## Information provided

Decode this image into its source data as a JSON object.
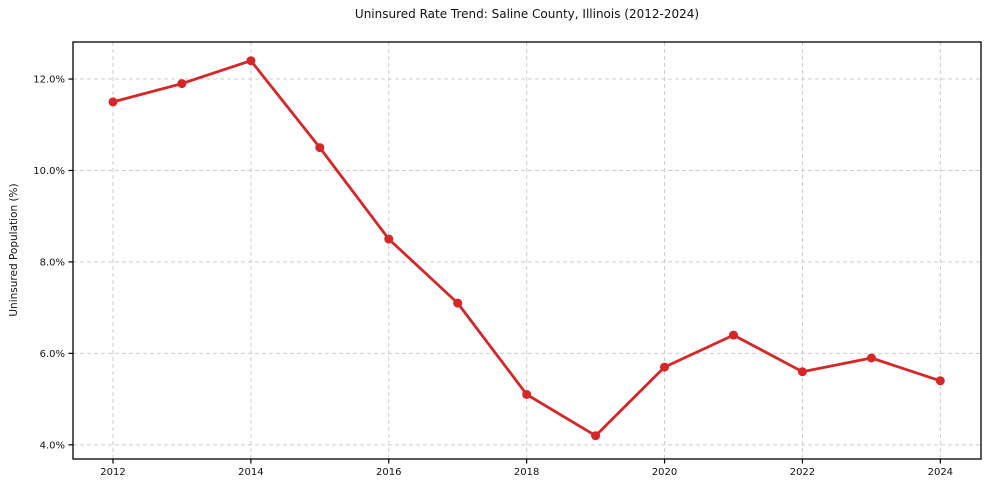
{
  "figure": {
    "background_color": "#ffffff"
  },
  "chart_data": {
    "type": "line",
    "title": "Uninsured Rate Trend: Saline County, Illinois (2012-2024)",
    "xlabel": "",
    "ylabel": "Uninsured Population (%)",
    "x": [
      2012,
      2013,
      2014,
      2015,
      2016,
      2017,
      2018,
      2019,
      2020,
      2021,
      2022,
      2023,
      2024
    ],
    "series": [
      {
        "name": "Uninsured rate",
        "values": [
          11.5,
          11.9,
          12.4,
          10.5,
          8.5,
          7.1,
          5.1,
          4.2,
          5.7,
          6.4,
          5.6,
          5.9,
          5.4
        ]
      }
    ],
    "xticks": {
      "values": [
        2012,
        2014,
        2016,
        2018,
        2020,
        2022,
        2024
      ],
      "labels": [
        "2012",
        "2014",
        "2016",
        "2018",
        "2020",
        "2022",
        "2024"
      ]
    },
    "yticks": {
      "values": [
        4,
        6,
        8,
        10,
        12
      ],
      "labels": [
        "4.0%",
        "6.0%",
        "8.0%",
        "10.0%",
        "12.0%"
      ]
    },
    "xlim": [
      2011.42,
      2024.59
    ],
    "ylim": [
      3.69,
      12.81
    ],
    "grid": true,
    "legend": "none",
    "colors": {
      "line": "#d62728",
      "marker": "#d62728",
      "grid": "#cccccc",
      "spine": "#000000",
      "tick_text": "#111111"
    },
    "marker": "circle"
  }
}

## Work to be completed
Report the count of lines in the entries that contain the string "Uninsured", and nothing besides it.

## Problem solution
3